◆ TASK STATEMENT ◆
Reproduce the NASA heart research passage word for word, from "The International Space" to "using cardiac ultrasound.".

--- DOCUMENT PASSAGE Enclosed Below ---

NASA Heart Research

Current NASA Space Studies in Cardiology

The International Space Station (ISS) is located approximately 400km above the Earth, and although it is still being built, many experiments are still being carried out. Of interest to the cardiology world though is the following experiment which will commence shortly.

Human Cardiovascular Performance in the Space Flight Environment

Description & Aim:

Cardiac arrhythmias have recently been identified in some crew members after long-duration exposure to microgravity aboard the Mir space station, which may be due to cardiac atrophy. The experiment will aim to determine the magnitude of left and right ventricular atrophy associated with long-duration spaceflight (via pre- and postflight MRI). The time course and pattern of progression of cardiac atrophy in-flight will be determined using cardiac ultrasound.

Relevance:

Once the magnitude, time course, and inciting factors for cardiac atrophy have been determined, effective countermeasures currently being developed by the investigators in parallel ground-based experiments, may be applied, focused on normalizing cardiac work and volume during long-duration spaceflight. The information obtained from these spaceflight experiments also may be relevant for patients after prolonged confinement to bed rest, or chronic reduction in physical activity, as well as for patients with disease processes that alter cardiac stiffness such as congestive heart failure, ischemic heart disease, and normal aging.

Hardware Description:

Equipment already aboard the ISS includes a Human Research Facility (HRF) Ultrasound (ATL HDI 5000) with P4-2 Echo Probe, an exercise device, and the HRF PC and Workstation. Equipment due to arrive on additional missions include a twelve-lead and signal averaged electrocardiograph, ambulatory BP device, ambulatory Holter monitor device, ambulatory activity monitors, and kits for media and consumables.
All studies are performed within the Destiny Laboratory aboard the ISS.

--- End of Enclosed DOCUMENT PASSAGE ---
--- SUPPLIED MATERIAL Enclosed Below ---

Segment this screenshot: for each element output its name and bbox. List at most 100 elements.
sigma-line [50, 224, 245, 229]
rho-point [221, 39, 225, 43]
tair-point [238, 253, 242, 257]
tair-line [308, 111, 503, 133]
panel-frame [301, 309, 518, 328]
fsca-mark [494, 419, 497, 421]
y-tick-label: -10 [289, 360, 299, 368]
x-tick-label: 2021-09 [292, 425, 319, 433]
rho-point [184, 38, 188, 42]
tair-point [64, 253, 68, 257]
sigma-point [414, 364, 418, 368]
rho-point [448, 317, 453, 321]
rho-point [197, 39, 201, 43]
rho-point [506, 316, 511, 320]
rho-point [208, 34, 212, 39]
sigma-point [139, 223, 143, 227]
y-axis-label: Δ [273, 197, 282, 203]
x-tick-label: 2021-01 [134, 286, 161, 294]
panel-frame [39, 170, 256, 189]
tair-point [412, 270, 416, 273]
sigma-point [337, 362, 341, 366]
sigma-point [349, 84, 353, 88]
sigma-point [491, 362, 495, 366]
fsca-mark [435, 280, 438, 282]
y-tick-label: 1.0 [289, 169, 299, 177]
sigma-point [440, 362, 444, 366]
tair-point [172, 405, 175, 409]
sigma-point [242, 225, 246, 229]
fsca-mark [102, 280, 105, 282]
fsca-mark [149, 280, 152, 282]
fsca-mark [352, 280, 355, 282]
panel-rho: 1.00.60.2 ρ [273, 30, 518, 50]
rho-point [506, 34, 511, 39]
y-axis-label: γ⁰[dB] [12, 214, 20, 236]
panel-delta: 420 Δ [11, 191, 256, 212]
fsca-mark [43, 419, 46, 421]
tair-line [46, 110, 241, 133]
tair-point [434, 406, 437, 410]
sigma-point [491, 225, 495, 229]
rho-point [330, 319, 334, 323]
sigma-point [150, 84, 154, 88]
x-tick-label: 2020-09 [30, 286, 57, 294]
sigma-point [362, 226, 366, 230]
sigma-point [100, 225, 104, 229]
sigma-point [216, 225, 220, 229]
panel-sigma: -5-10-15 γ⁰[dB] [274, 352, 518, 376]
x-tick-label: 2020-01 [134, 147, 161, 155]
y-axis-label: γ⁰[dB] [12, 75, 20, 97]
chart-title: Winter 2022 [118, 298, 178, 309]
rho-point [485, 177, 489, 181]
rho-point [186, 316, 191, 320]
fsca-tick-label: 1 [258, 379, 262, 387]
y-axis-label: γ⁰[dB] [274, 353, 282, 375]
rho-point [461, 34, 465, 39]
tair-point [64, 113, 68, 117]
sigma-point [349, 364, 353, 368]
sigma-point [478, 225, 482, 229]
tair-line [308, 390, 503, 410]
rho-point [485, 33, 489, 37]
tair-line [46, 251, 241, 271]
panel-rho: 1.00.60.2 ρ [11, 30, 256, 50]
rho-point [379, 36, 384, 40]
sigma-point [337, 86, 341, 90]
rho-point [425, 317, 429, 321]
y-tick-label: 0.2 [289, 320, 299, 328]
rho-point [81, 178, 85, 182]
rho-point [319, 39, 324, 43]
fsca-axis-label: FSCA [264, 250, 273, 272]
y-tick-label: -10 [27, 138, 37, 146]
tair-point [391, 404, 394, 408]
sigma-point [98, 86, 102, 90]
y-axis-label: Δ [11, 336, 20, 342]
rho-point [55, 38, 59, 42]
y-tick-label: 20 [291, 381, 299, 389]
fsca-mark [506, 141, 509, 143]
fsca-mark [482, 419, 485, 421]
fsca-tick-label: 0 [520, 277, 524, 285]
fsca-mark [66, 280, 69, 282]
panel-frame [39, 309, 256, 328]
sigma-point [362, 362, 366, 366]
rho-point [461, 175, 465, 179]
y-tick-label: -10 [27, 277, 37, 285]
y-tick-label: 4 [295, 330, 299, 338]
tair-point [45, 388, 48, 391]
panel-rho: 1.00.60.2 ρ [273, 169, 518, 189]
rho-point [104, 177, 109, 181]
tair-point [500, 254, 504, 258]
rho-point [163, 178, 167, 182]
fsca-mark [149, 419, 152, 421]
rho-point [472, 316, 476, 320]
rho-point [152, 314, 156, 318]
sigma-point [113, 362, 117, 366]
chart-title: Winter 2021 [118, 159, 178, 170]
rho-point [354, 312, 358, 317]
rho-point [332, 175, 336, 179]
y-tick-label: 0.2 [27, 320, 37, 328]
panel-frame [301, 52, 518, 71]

--- End of Enclosed SUPPLIED MATERIAL ---

◆ WRITTEN RESPONSE ◆
The International Space Station (ISS) is located approximately 400km above the Earth, and although it is still being built, many experiments are still being carried out. Of interest to the cardiology world though is the following experiment which will commence shortly.

Human Cardiovascular Performance in the Space Flight Environment

Description & Aim:

Cardiac arrhythmias have recently been identified in some crew members after long-duration exposure to microgravity aboard the Mir space station, which may be due to cardiac atrophy. The experiment will aim to determine the magnitude of left and right ventricular atrophy associated with long-duration spaceflight (via pre- and postflight MRI). The time course and pattern of progression of cardiac atrophy in-flight will be determined using cardiac ultrasound.